_EXERCISE TASK:_
From the records below, pull each line that has "Sari".

Records contained in a dataset:
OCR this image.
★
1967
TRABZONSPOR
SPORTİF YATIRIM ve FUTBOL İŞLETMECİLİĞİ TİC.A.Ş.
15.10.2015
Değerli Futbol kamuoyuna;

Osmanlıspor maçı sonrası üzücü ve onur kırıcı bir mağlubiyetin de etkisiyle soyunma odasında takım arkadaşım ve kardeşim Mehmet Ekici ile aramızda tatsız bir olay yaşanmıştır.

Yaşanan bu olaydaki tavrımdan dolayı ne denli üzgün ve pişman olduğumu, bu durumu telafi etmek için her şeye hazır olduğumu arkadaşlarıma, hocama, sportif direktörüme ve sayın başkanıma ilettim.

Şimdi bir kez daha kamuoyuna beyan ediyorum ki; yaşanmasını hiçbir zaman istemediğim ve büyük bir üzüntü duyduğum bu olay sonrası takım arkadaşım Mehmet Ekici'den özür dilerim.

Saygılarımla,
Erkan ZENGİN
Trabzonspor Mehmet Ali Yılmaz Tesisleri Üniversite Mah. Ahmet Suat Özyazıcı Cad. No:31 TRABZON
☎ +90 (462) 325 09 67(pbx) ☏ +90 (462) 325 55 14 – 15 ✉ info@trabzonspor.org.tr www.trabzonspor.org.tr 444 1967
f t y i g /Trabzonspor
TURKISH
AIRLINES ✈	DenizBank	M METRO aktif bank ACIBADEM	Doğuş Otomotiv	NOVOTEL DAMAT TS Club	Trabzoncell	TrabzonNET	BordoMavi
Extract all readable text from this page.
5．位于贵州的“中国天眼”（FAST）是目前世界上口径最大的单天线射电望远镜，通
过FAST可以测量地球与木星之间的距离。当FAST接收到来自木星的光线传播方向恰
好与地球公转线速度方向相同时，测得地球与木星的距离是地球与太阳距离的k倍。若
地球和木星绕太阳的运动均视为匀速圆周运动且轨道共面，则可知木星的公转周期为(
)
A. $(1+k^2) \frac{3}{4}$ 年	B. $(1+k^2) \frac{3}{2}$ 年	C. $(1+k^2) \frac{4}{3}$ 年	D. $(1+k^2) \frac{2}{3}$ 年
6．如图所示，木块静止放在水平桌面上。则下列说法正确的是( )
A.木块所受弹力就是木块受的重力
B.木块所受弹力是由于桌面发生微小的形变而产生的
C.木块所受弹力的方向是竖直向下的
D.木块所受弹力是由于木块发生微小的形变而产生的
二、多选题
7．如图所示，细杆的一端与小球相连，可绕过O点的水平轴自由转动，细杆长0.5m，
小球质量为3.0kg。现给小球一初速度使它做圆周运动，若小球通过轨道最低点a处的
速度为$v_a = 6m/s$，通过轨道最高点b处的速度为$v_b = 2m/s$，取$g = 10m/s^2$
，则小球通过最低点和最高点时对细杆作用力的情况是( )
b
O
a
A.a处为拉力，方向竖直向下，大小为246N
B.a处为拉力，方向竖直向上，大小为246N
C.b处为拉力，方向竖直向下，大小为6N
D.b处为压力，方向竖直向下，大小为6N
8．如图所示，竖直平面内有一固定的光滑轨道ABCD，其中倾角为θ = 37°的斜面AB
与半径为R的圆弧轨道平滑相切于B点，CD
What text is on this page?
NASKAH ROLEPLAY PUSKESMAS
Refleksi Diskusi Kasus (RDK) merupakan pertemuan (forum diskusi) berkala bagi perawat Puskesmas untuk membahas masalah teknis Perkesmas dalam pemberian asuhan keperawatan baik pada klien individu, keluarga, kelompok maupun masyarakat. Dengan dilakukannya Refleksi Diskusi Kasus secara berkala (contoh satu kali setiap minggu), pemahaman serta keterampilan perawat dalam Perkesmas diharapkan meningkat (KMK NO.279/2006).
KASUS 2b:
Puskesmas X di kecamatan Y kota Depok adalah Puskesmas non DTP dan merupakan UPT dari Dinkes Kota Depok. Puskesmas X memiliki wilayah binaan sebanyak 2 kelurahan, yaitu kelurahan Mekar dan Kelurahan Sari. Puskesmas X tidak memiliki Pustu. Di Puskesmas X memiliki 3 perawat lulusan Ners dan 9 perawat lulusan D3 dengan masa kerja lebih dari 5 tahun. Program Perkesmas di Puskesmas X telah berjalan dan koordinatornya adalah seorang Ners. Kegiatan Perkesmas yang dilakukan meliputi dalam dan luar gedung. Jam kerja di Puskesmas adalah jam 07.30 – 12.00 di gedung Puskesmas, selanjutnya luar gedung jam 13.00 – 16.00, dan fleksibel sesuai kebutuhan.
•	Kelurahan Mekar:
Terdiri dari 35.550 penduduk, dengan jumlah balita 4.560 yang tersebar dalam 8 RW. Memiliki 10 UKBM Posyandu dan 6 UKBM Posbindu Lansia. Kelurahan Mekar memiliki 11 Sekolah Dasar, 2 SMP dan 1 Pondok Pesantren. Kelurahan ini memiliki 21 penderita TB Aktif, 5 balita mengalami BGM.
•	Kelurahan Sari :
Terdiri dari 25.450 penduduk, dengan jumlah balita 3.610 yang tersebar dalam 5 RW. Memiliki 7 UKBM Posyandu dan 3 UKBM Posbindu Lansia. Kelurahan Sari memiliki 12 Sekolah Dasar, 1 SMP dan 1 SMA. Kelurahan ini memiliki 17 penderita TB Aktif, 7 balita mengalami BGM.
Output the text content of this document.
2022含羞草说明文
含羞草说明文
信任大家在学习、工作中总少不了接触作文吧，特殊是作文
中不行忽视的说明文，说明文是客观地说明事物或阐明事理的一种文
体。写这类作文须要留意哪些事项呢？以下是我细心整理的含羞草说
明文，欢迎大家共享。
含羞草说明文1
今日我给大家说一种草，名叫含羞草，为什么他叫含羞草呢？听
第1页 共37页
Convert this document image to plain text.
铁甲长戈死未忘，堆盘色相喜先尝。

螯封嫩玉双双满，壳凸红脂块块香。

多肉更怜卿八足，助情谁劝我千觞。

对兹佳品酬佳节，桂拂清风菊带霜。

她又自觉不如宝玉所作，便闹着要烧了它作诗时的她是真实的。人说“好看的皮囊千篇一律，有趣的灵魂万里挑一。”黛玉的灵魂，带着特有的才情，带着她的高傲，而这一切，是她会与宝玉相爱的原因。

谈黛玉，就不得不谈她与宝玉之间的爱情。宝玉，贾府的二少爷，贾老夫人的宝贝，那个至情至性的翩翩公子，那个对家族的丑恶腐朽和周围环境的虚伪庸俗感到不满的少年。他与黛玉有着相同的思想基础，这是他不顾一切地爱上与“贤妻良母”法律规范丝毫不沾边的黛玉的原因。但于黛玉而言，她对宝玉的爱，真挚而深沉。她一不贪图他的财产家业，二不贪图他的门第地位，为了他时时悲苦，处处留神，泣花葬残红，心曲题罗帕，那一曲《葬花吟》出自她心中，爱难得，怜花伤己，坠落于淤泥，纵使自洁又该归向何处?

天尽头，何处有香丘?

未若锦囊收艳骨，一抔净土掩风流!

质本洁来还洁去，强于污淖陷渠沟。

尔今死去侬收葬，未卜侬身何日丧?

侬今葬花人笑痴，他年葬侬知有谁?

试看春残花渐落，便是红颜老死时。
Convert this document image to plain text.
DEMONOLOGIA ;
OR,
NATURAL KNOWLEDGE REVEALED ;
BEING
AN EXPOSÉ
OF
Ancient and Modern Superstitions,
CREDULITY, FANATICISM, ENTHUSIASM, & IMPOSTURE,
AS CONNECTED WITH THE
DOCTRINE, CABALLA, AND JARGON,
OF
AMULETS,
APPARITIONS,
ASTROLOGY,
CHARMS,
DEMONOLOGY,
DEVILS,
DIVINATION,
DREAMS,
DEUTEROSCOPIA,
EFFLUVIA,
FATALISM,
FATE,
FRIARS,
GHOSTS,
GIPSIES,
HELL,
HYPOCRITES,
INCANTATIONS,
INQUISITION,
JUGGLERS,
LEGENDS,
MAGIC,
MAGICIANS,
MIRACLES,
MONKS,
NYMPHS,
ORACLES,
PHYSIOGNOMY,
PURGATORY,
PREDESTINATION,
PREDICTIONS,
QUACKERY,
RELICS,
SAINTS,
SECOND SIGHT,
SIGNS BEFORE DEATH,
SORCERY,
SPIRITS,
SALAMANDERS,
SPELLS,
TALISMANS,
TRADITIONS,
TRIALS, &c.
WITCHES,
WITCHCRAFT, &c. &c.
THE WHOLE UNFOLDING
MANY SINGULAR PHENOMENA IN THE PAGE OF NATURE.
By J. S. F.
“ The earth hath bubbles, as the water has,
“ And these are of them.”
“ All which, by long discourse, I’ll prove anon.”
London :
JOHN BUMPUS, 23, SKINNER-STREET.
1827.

_SOLUTION FOR THIS TASK:_
Puskesmas X di kecamatan Y kota Depok adalah Puskesmas non DTP dan merupakan UPT dari Dinkes Kota Depok. Puskesmas X memiliki wilayah binaan sebanyak 2 kelurahan, yaitu kelurahan Mekar dan Kelurahan Sari. Puskesmas X tidak memiliki Pustu. Di Puskesmas X memiliki 3 perawat lulusan Ners dan 9 perawat lulusan D3 dengan masa kerja lebih dari 5 tahun. Program Perkesmas di Puskesmas X telah berjalan dan koordinatornya adalah seorang Ners. Kegiatan Perkesmas yang dilakukan meliputi dalam dan luar gedung. Jam kerja di Puskesmas adalah jam 07.30 – 12.00 di gedung Puskesmas, selanjutnya luar gedung jam 13.00 – 16.00, dan fleksibel sesuai kebutuhan.
•	Kelurahan Sari :
Terdiri dari 25.450 penduduk, dengan jumlah balita 3.610 yang tersebar dalam 5 RW. Memiliki 7 UKBM Posyandu dan 3 UKBM Posbindu Lansia. Kelurahan Sari memiliki 12 Sekolah Dasar, 1 SMP dan 1 SMA. Kelurahan ini memiliki 17 penderita TB Aktif, 7 balita mengalami BGM.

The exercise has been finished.